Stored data
>> Start

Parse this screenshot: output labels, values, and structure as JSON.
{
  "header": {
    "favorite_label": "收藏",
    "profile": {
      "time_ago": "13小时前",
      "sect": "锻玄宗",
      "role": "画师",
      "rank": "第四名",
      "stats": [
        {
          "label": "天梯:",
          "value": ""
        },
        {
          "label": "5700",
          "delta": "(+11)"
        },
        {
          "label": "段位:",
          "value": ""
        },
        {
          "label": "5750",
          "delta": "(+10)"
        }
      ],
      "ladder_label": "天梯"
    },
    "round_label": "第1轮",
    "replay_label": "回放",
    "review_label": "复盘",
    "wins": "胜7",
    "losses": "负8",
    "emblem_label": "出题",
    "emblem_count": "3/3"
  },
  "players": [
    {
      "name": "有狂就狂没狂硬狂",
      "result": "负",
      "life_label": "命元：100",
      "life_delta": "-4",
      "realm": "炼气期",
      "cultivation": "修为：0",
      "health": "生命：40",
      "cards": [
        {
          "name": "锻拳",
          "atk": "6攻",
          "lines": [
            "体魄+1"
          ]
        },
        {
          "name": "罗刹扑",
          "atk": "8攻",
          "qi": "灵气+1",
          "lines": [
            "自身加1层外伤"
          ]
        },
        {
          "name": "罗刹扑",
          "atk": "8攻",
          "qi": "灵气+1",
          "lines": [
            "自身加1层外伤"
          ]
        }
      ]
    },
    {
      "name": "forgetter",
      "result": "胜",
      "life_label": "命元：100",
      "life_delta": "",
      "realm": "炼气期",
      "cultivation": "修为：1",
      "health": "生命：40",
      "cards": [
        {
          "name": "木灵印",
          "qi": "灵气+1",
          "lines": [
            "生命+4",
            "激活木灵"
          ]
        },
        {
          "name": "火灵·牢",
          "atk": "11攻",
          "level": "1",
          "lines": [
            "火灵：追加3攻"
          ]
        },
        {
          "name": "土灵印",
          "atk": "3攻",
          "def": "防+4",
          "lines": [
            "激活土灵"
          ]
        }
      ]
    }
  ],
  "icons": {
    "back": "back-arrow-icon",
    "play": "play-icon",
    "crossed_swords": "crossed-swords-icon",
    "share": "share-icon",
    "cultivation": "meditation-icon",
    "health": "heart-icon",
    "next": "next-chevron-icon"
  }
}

>> End

TASK PROMPT:
Output the full listing exactly as it stands.

THE ANSWER:
Parse this screenshot: output labels, values, and structure as JSON.
{
  "header": {
    "favorite_label": "收藏",
    "profile": {
      "time_ago": "13小时前",
      "sect": "锻玄宗",
      "role": "画师",
      "rank": "第四名",
      "stats": [
        {
          "label": "天梯:",
          "value": ""
        },
        {
          "label": "5700",
          "delta": "(+11)"
        },
        {
          "label": "段位:",
          "value": ""
        },
        {
          "label": "5750",
          "delta": "(+10)"
        }
      ],
      "ladder_label": "天梯"
    },
    "round_label": "第1轮",
    "replay_label": "回放",
    "review_label": "复盘",
    "wins": "胜7",
    "losses": "负8",
    "emblem_label": "出题",
    "emblem_count": "3/3"
  },
  "players": [
    {
      "name": "有狂就狂没狂硬狂",
      "result": "负",
      "life_label": "命元：100",
      "life_delta": "-4",
      "realm": "炼气期",
      "cultivation": "修为：0",
      "health": "生命：40",
      "cards": [
        {
          "name": "锻拳",
          "atk": "6攻",
          "lines": [
            "体魄+1"
          ]
        },
        {
          "name": "罗刹扑",
          "atk": "8攻",
          "qi": "灵气+1",
          "lines": [
            "自身加1层外伤"
          ]
        },
        {
          "name": "罗刹扑",
          "atk": "8攻",
          "qi": "灵气+1",
          "lines": [
            "自身加1层外伤"
          ]
        }
      ]
    },
    {
      "name": "forgetter",
      "result": "胜",
      "life_label": "命元：100",
      "life_delta": "",
      "realm": "炼气期",
      "cultivation": "修为：1",
      "health": "生命：40",
      "cards": [
        {
          "name": "木灵印",
          "qi": "灵气+1",
          "lines": [
            "生命+4",
            "激活木灵"
          ]
        },
        {
          "name": "火灵·牢",
          "atk": "11攻",
          "level": "1",
          "lines": [
            "火灵：追加3攻"
          ]
        },
        {
          "name": "土灵印",
          "atk": "3攻",
          "def": "防+4",
          "lines": [
            "激活土灵"
          ]
        }
      ]
    }
  ],
  "icons": {
    "back": "back-arrow-icon",
    "play": "play-icon",
    "crossed_swords": "crossed-swords-icon",
    "share": "share-icon",
    "cultivation": "meditation-icon",
    "health": "heart-icon",
    "next": "next-chevron-icon"
  }
}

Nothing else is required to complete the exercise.